### Aim of the task
Identify all lines of the data containing the string "color" and copy them.

### Exercise data
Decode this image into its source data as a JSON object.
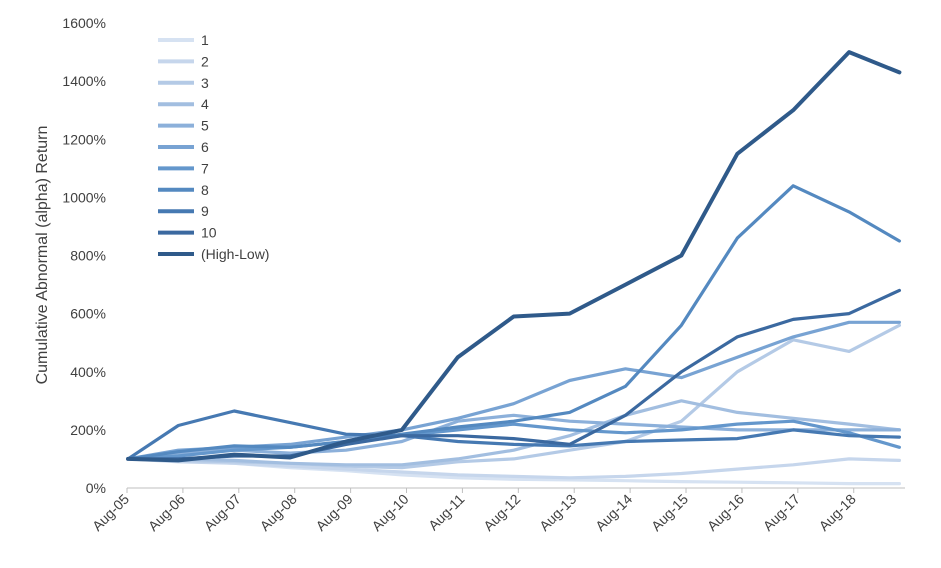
{
  "chart_data": {
    "type": "line",
    "title": "",
    "xlabel": "",
    "ylabel": "Cumulative Abnormal (alpha) Return",
    "x_tick_labels": [
      "Aug-05",
      "Aug-06",
      "Aug-07",
      "Aug-08",
      "Aug-09",
      "Aug-10",
      "Aug-11",
      "Aug-12",
      "Aug-13",
      "Aug-14",
      "Aug-15",
      "Aug-16",
      "Aug-17",
      "Aug-18"
    ],
    "y_tick_labels": [
      "0%",
      "200%",
      "400%",
      "600%",
      "800%",
      "1000%",
      "1200%",
      "1400%",
      "1600%"
    ],
    "ylim": [
      0,
      1600
    ],
    "xlim": [
      2005.583,
      2019.5
    ],
    "grid": false,
    "legend_position": "top-left",
    "series": [
      {
        "name": "1",
        "color": "#d6e2f2",
        "points": [
          [
            2005.6,
            100
          ],
          [
            2006.5,
            95
          ],
          [
            2007.5,
            85
          ],
          [
            2008.5,
            70
          ],
          [
            2009.5,
            60
          ],
          [
            2010.5,
            45
          ],
          [
            2011.5,
            35
          ],
          [
            2012.5,
            30
          ],
          [
            2013.5,
            28
          ],
          [
            2014.5,
            25
          ],
          [
            2015.5,
            22
          ],
          [
            2016.5,
            20
          ],
          [
            2017.5,
            18
          ],
          [
            2018.5,
            15
          ],
          [
            2019.4,
            15
          ]
        ]
      },
      {
        "name": "2",
        "color": "#c6d6ec",
        "points": [
          [
            2005.6,
            100
          ],
          [
            2006.5,
            90
          ],
          [
            2007.5,
            85
          ],
          [
            2008.5,
            75
          ],
          [
            2009.5,
            65
          ],
          [
            2010.5,
            55
          ],
          [
            2011.5,
            45
          ],
          [
            2012.5,
            40
          ],
          [
            2013.5,
            35
          ],
          [
            2014.5,
            40
          ],
          [
            2015.5,
            50
          ],
          [
            2016.5,
            65
          ],
          [
            2017.5,
            80
          ],
          [
            2018.5,
            100
          ],
          [
            2019.4,
            95
          ]
        ]
      },
      {
        "name": "3",
        "color": "#b4cae6",
        "points": [
          [
            2005.6,
            100
          ],
          [
            2006.5,
            95
          ],
          [
            2007.5,
            90
          ],
          [
            2008.5,
            85
          ],
          [
            2009.5,
            75
          ],
          [
            2010.5,
            70
          ],
          [
            2011.5,
            90
          ],
          [
            2012.5,
            100
          ],
          [
            2013.5,
            130
          ],
          [
            2014.5,
            160
          ],
          [
            2015.5,
            230
          ],
          [
            2016.5,
            400
          ],
          [
            2017.5,
            510
          ],
          [
            2018.5,
            470
          ],
          [
            2019.4,
            560
          ]
        ]
      },
      {
        "name": "4",
        "color": "#a2bee0",
        "points": [
          [
            2005.6,
            100
          ],
          [
            2006.5,
            100
          ],
          [
            2007.5,
            95
          ],
          [
            2008.5,
            85
          ],
          [
            2009.5,
            80
          ],
          [
            2010.5,
            80
          ],
          [
            2011.5,
            100
          ],
          [
            2012.5,
            130
          ],
          [
            2013.5,
            180
          ],
          [
            2014.5,
            250
          ],
          [
            2015.5,
            300
          ],
          [
            2016.5,
            260
          ],
          [
            2017.5,
            240
          ],
          [
            2018.5,
            220
          ],
          [
            2019.4,
            200
          ]
        ]
      },
      {
        "name": "5",
        "color": "#8cb0da",
        "points": [
          [
            2005.6,
            100
          ],
          [
            2006.5,
            120
          ],
          [
            2007.5,
            130
          ],
          [
            2008.5,
            120
          ],
          [
            2009.5,
            130
          ],
          [
            2010.5,
            160
          ],
          [
            2011.5,
            230
          ],
          [
            2012.5,
            250
          ],
          [
            2013.5,
            230
          ],
          [
            2014.5,
            220
          ],
          [
            2015.5,
            210
          ],
          [
            2016.5,
            200
          ],
          [
            2017.5,
            200
          ],
          [
            2018.5,
            200
          ],
          [
            2019.4,
            200
          ]
        ]
      },
      {
        "name": "6",
        "color": "#78a3d3",
        "points": [
          [
            2005.6,
            100
          ],
          [
            2006.5,
            130
          ],
          [
            2007.5,
            140
          ],
          [
            2008.5,
            150
          ],
          [
            2009.5,
            175
          ],
          [
            2010.5,
            200
          ],
          [
            2011.5,
            240
          ],
          [
            2012.5,
            290
          ],
          [
            2013.5,
            370
          ],
          [
            2014.5,
            410
          ],
          [
            2015.5,
            380
          ],
          [
            2016.5,
            450
          ],
          [
            2017.5,
            520
          ],
          [
            2018.5,
            570
          ],
          [
            2019.4,
            570
          ]
        ]
      },
      {
        "name": "7",
        "color": "#6497cc",
        "points": [
          [
            2005.6,
            100
          ],
          [
            2006.5,
            110
          ],
          [
            2007.5,
            130
          ],
          [
            2008.5,
            140
          ],
          [
            2009.5,
            160
          ],
          [
            2010.5,
            180
          ],
          [
            2011.5,
            200
          ],
          [
            2012.5,
            220
          ],
          [
            2013.5,
            200
          ],
          [
            2014.5,
            190
          ],
          [
            2015.5,
            200
          ],
          [
            2016.5,
            220
          ],
          [
            2017.5,
            230
          ],
          [
            2018.5,
            190
          ],
          [
            2019.4,
            140
          ]
        ]
      },
      {
        "name": "8",
        "color": "#5489c0",
        "points": [
          [
            2005.6,
            100
          ],
          [
            2006.5,
            125
          ],
          [
            2007.5,
            145
          ],
          [
            2008.5,
            140
          ],
          [
            2009.5,
            160
          ],
          [
            2010.5,
            185
          ],
          [
            2011.5,
            210
          ],
          [
            2012.5,
            230
          ],
          [
            2013.5,
            260
          ],
          [
            2014.5,
            350
          ],
          [
            2015.5,
            560
          ],
          [
            2016.5,
            860
          ],
          [
            2017.5,
            1040
          ],
          [
            2018.5,
            950
          ],
          [
            2019.4,
            850
          ]
        ]
      },
      {
        "name": "9",
        "color": "#4679b2",
        "points": [
          [
            2005.6,
            100
          ],
          [
            2006.5,
            215
          ],
          [
            2007.5,
            265
          ],
          [
            2008.5,
            225
          ],
          [
            2009.5,
            185
          ],
          [
            2010.5,
            180
          ],
          [
            2011.5,
            160
          ],
          [
            2012.5,
            150
          ],
          [
            2013.5,
            145
          ],
          [
            2014.5,
            160
          ],
          [
            2015.5,
            165
          ],
          [
            2016.5,
            170
          ],
          [
            2017.5,
            200
          ],
          [
            2018.5,
            180
          ],
          [
            2019.4,
            175
          ]
        ]
      },
      {
        "name": "10",
        "color": "#3b69a0",
        "points": [
          [
            2005.6,
            100
          ],
          [
            2006.5,
            100
          ],
          [
            2007.5,
            110
          ],
          [
            2008.5,
            110
          ],
          [
            2009.5,
            150
          ],
          [
            2010.5,
            180
          ],
          [
            2011.5,
            180
          ],
          [
            2012.5,
            170
          ],
          [
            2013.5,
            150
          ],
          [
            2014.5,
            250
          ],
          [
            2015.5,
            400
          ],
          [
            2016.5,
            520
          ],
          [
            2017.5,
            580
          ],
          [
            2018.5,
            600
          ],
          [
            2019.4,
            680
          ]
        ]
      },
      {
        "name": "(High-Low)",
        "color": "#2f5a8a",
        "points": [
          [
            2005.6,
            100
          ],
          [
            2006.5,
            95
          ],
          [
            2007.5,
            115
          ],
          [
            2008.5,
            105
          ],
          [
            2009.5,
            160
          ],
          [
            2010.5,
            200
          ],
          [
            2011.5,
            450
          ],
          [
            2012.5,
            590
          ],
          [
            2013.5,
            600
          ],
          [
            2014.5,
            700
          ],
          [
            2015.5,
            800
          ],
          [
            2016.5,
            1150
          ],
          [
            2017.5,
            1300
          ],
          [
            2018.5,
            1500
          ],
          [
            2019.4,
            1430
          ]
        ]
      }
    ]
  }
}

### Complete response
        "color": "#d6e2f2",
        "color": "#c6d6ec",
        "color": "#b4cae6",
        "color": "#a2bee0",
        "color": "#8cb0da",
        "color": "#78a3d3",
        "color": "#6497cc",
        "color": "#5489c0",
        "color": "#4679b2",
        "color": "#3b69a0",
        "color": "#2f5a8a",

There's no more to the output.